Lines of data
==========
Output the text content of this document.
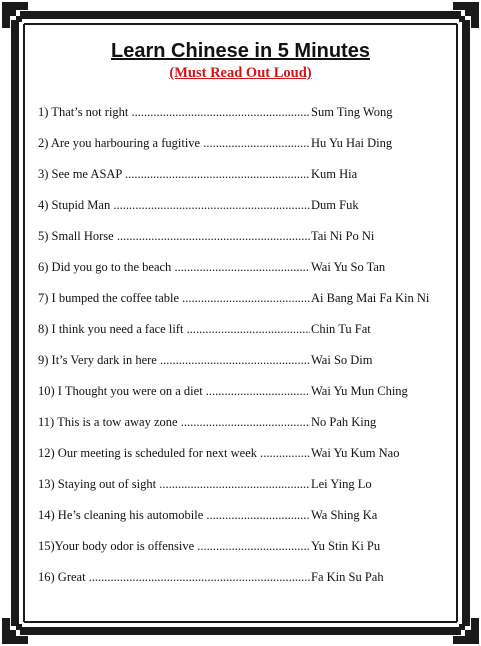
Learn Chinese in 5 Minutes
(Must Read Out Loud)
1) That’s not right .....	Sum Ting Wong
2) Are you harbouring a fugitive .....	Hu Yu Hai Ding
3) See me ASAP .....	Kum Hia
4) Stupid Man .....	Dum Fuk
5) Small Horse .....	Tai Ni Po Ni
6) Did you go to the beach .....	Wai Yu So Tan
7) I bumped the coffee table .....	Ai Bang Mai Fa Kin Ni
8) I think you need a face lift .....	Chin Tu Fat
9) It’s Very dark in here .....	Wai So Dim
10) I Thought you were on a diet .....	Wai Yu Mun Ching
11) This is a tow away zone .....	No Pah King
12) Our meeting is scheduled for next week .....	Wai Yu Kum Nao
13) Staying out of sight .....	Lei Ying Lo
14) He’s cleaning his automobile .....	Wa Shing Ka
15)Your body odor is offensive .....	Yu Stin Ki Pu
16) Great .....	Fa Kin Su Pah
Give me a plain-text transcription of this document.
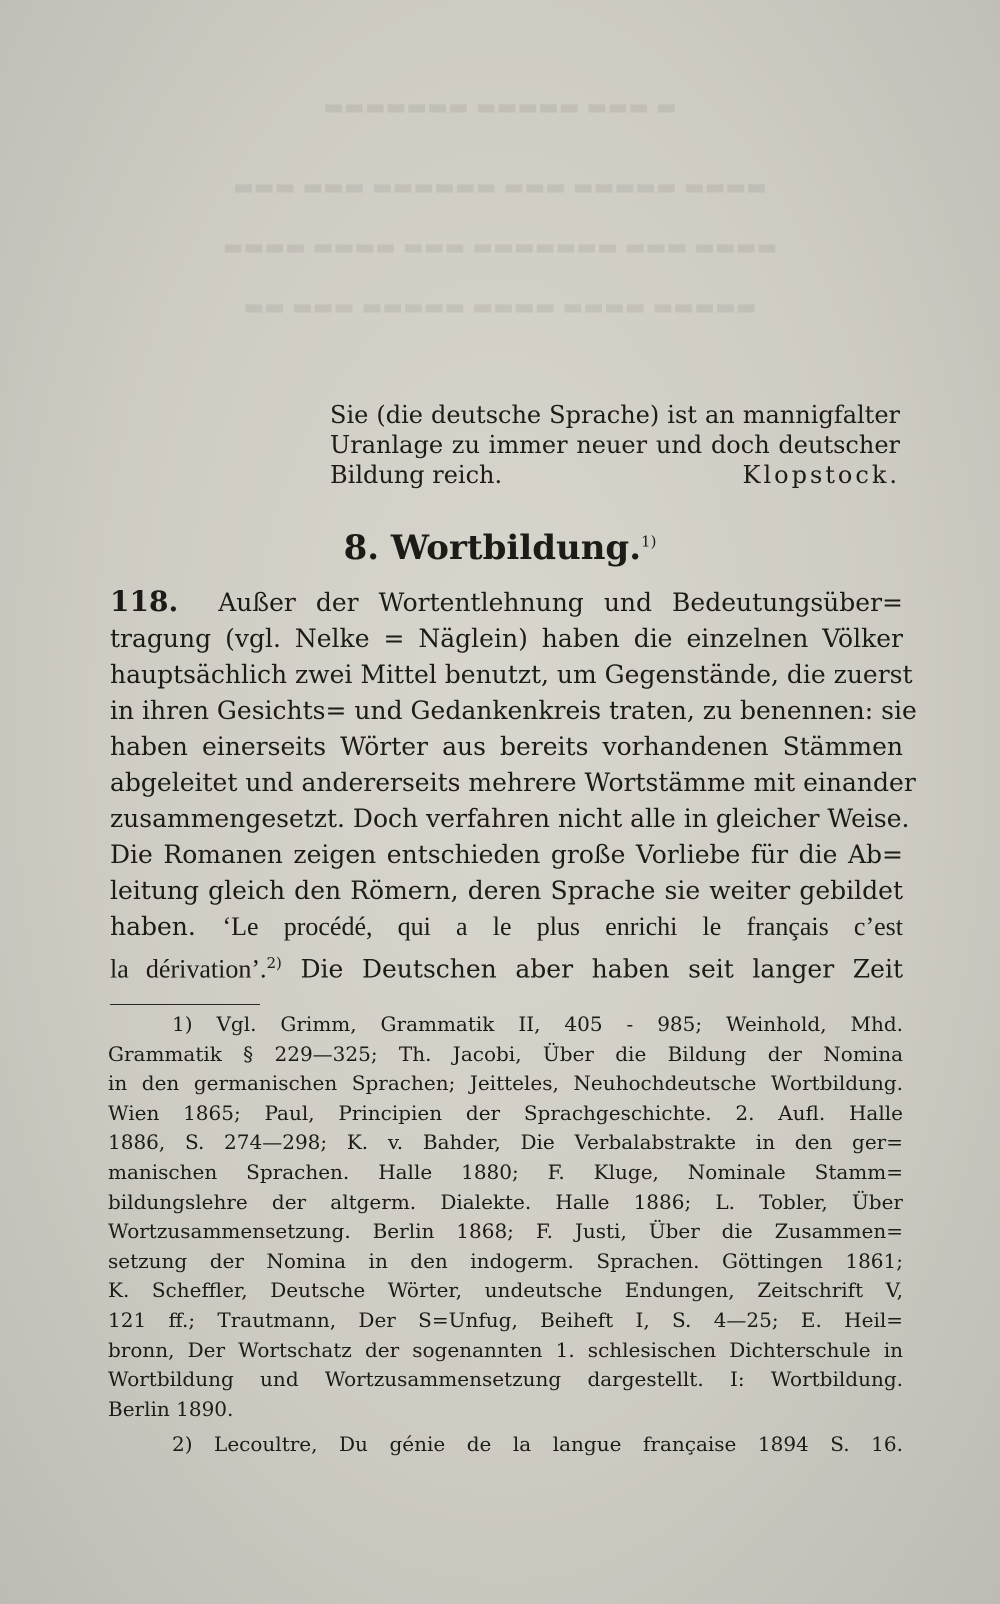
▬ ▬▬▬ ▬▬▬▬▬ ▬▬▬▬▬▬▬
▬▬▬▬ ▬▬▬▬▬ ▬▬▬ ▬▬▬▬▬▬ ▬▬▬ ▬▬▬
▬▬▬▬ ▬▬▬ ▬▬▬▬▬▬▬ ▬▬▬ ▬▬▬▬ ▬▬▬▬
▬▬▬▬▬ ▬▬▬▬ ▬▬▬▬ ▬▬▬▬▬ ▬▬▬ ▬▬
Sie (die deutsche Sprache) ist an mannigfalter
Uranlage zu immer neuer und doch deutscher
Bildung reich.	Klopstock.
8. Wortbildung.$^{1)}$
118. Außer der Wortentlehnung und Bedeutungsüber=
tragung (vgl. Nelke = Näglein) haben die einzelnen Völker
hauptsächlich zwei Mittel benutzt, um Gegenstände, die zuerst
in ihren Gesichts= und Gedankenkreis traten, zu benennen: sie
haben einerseits Wörter aus bereits vorhandenen Stämmen
abgeleitet und andererseits mehrere Wortstämme mit einander
zusammengesetzt. Doch verfahren nicht alle in gleicher Weise.
Die Romanen zeigen entschieden große Vorliebe für die Ab=
leitung gleich den Römern, deren Sprache sie weiter gebildet
haben. ‘Le procédé, qui a le plus enrichi le français c’est
la dérivation’.$^{2)}$ Die Deutschen aber haben seit langer Zeit
1) Vgl. Grimm, Grammatik II, 405 - 985; Weinhold, Mhd.
Grammatik § 229—325; Th. Jacobi, Über die Bildung der Nomina
in den germanischen Sprachen; Jeitteles, Neuhochdeutsche Wortbildung.
Wien 1865; Paul, Principien der Sprachgeschichte. 2. Aufl. Halle
1886, S. 274—298; K. v. Bahder, Die Verbalabstrakte in den ger=
manischen Sprachen. Halle 1880; F. Kluge, Nominale Stamm=
bildungslehre der altgerm. Dialekte. Halle 1886; L. Tobler, Über
Wortzusammensetzung. Berlin 1868; F. Justi, Über die Zusammen=
setzung der Nomina in den indogerm. Sprachen. Göttingen 1861;
K. Scheffler, Deutsche Wörter, undeutsche Endungen, Zeitschrift V,
121 ff.; Trautmann, Der S=Unfug, Beiheft I, S. 4—25; E. Heil=
bronn, Der Wortschatz der sogenannten 1. schlesischen Dichterschule in
Wortbildung und Wortzusammensetzung dargestellt. I: Wortbildung.
Berlin 1890.
2) Lecoultre, Du génie de la langue française 1894 S. 16.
==========
▶ [What the task asks]:
Go through the listing above and write it out again exactly, dropping the pictures.

▶ [Expected answer]:
Output the text content of this document.
Learn Chinese in 5 Minutes
(Must Read Out Loud)
1) That’s not right .....	Sum Ting Wong
2) Are you harbouring a fugitive .....	Hu Yu Hai Ding
3) See me ASAP .....	Kum Hia
4) Stupid Man .....	Dum Fuk
5) Small Horse .....	Tai Ni Po Ni
6) Did you go to the beach .....	Wai Yu So Tan
7) I bumped the coffee table .....	Ai Bang Mai Fa Kin Ni
8) I think you need a face lift .....	Chin Tu Fat
9) It’s Very dark in here .....	Wai So Dim
10) I Thought you were on a diet .....	Wai Yu Mun Ching
11) This is a tow away zone .....	No Pah King
12) Our meeting is scheduled for next week .....	Wai Yu Kum Nao
13) Staying out of sight .....	Lei Ying Lo
14) He’s cleaning his automobile .....	Wa Shing Ka
15)Your body odor is offensive .....	Yu Stin Ki Pu
16) Great .....	Fa Kin Su Pah
Give me a plain-text transcription of this document.
▬ ▬▬▬ ▬▬▬▬▬ ▬▬▬▬▬▬▬
▬▬▬▬ ▬▬▬▬▬ ▬▬▬ ▬▬▬▬▬▬ ▬▬▬ ▬▬▬
▬▬▬▬ ▬▬▬ ▬▬▬▬▬▬▬ ▬▬▬ ▬▬▬▬ ▬▬▬▬
▬▬▬▬▬ ▬▬▬▬ ▬▬▬▬ ▬▬▬▬▬ ▬▬▬ ▬▬
Sie (die deutsche Sprache) ist an mannigfalter
Uranlage zu immer neuer und doch deutscher
Bildung reich.	Klopstock.
8. Wortbildung.$^{1)}$
118. Außer der Wortentlehnung und Bedeutungsüber=
tragung (vgl. Nelke = Näglein) haben die einzelnen Völker
hauptsächlich zwei Mittel benutzt, um Gegenstände, die zuerst
in ihren Gesichts= und Gedankenkreis traten, zu benennen: sie
haben einerseits Wörter aus bereits vorhandenen Stämmen
abgeleitet und andererseits mehrere Wortstämme mit einander
zusammengesetzt. Doch verfahren nicht alle in gleicher Weise.
Die Romanen zeigen entschieden große Vorliebe für die Ab=
leitung gleich den Römern, deren Sprache sie weiter gebildet
haben. ‘Le procédé, qui a le plus enrichi le français c’est
la dérivation’.$^{2)}$ Die Deutschen aber haben seit langer Zeit
1) Vgl. Grimm, Grammatik II, 405 - 985; Weinhold, Mhd.
Grammatik § 229—325; Th. Jacobi, Über die Bildung der Nomina
in den germanischen Sprachen; Jeitteles, Neuhochdeutsche Wortbildung.
Wien 1865; Paul, Principien der Sprachgeschichte. 2. Aufl. Halle
1886, S. 274—298; K. v. Bahder, Die Verbalabstrakte in den ger=
manischen Sprachen. Halle 1880; F. Kluge, Nominale Stamm=
bildungslehre der altgerm. Dialekte. Halle 1886; L. Tobler, Über
Wortzusammensetzung. Berlin 1868; F. Justi, Über die Zusammen=
setzung der Nomina in den indogerm. Sprachen. Göttingen 1861;
K. Scheffler, Deutsche Wörter, undeutsche Endungen, Zeitschrift V,
121 ff.; Trautmann, Der S=Unfug, Beiheft I, S. 4—25; E. Heil=
bronn, Der Wortschatz der sogenannten 1. schlesischen Dichterschule in
Wortbildung und Wortzusammensetzung dargestellt. I: Wortbildung.
Berlin 1890.
2) Lecoultre, Du génie de la langue française 1894 S. 16.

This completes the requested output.